-- TASK DIRECTIONS --
Set down the material below word for word, excluding the pictures.

-- INPUT RECORDS --
————

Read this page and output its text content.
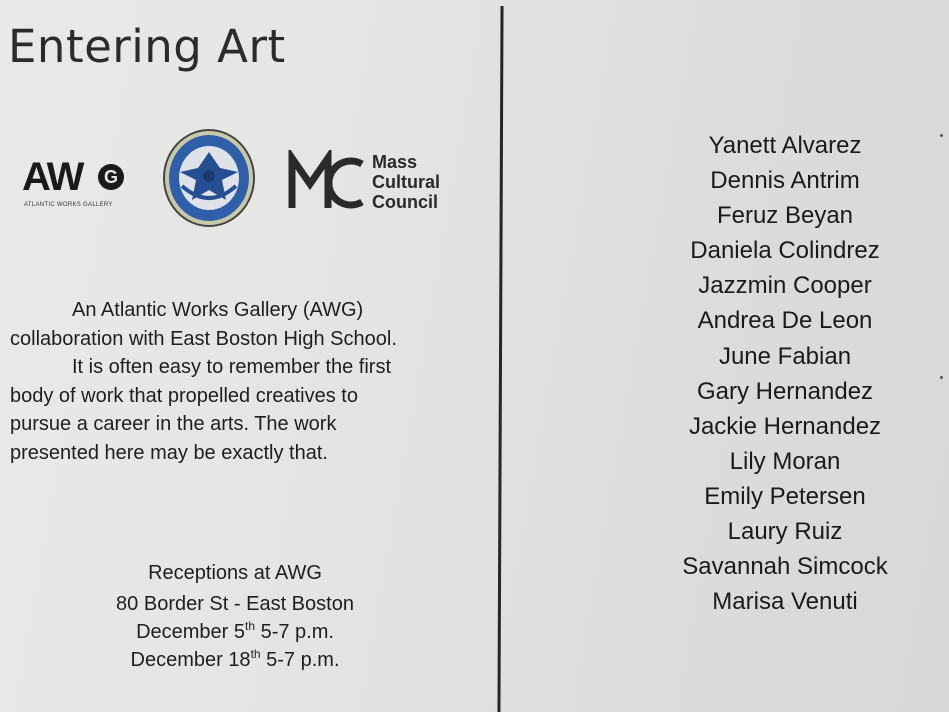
Entering Art
AW	G
ATLANTIC WORKS GALLERY
Mass
Cultural
Council
An Atlantic Works Gallery (AWG)
collaboration with East Boston High School.
It is often easy to remember the first
body of work that propelled creatives to
pursue a career in the arts. The work
presented here may be exactly that.
Receptions at AWG
80 Border St - East Boston
December 5th 5-7 p.m.
December 18th 5-7 p.m.
Yanett Alvarez
Dennis Antrim
Feruz Beyan
Daniela Colindrez
Jazzmin Cooper
Andrea De Leon
June Fabian
Gary Hernandez
Jackie Hernandez
Lily Moran
Emily Petersen
Laury Ruiz
Savannah Simcock
Marisa Venuti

————

-- TASK RESPONSE --
Read this page and output its text content.
Entering Art
AW	G
ATLANTIC WORKS GALLERY
Mass
Cultural
Council
An Atlantic Works Gallery (AWG)
collaboration with East Boston High School.
It is often easy to remember the first
body of work that propelled creatives to
pursue a career in the arts. The work
presented here may be exactly that.
Receptions at AWG
80 Border St - East Boston
December 5th 5-7 p.m.
December 18th 5-7 p.m.
Yanett Alvarez
Dennis Antrim
Feruz Beyan
Daniela Colindrez
Jazzmin Cooper
Andrea De Leon
June Fabian
Gary Hernandez
Jackie Hernandez
Lily Moran
Emily Petersen
Laury Ruiz
Savannah Simcock
Marisa Venuti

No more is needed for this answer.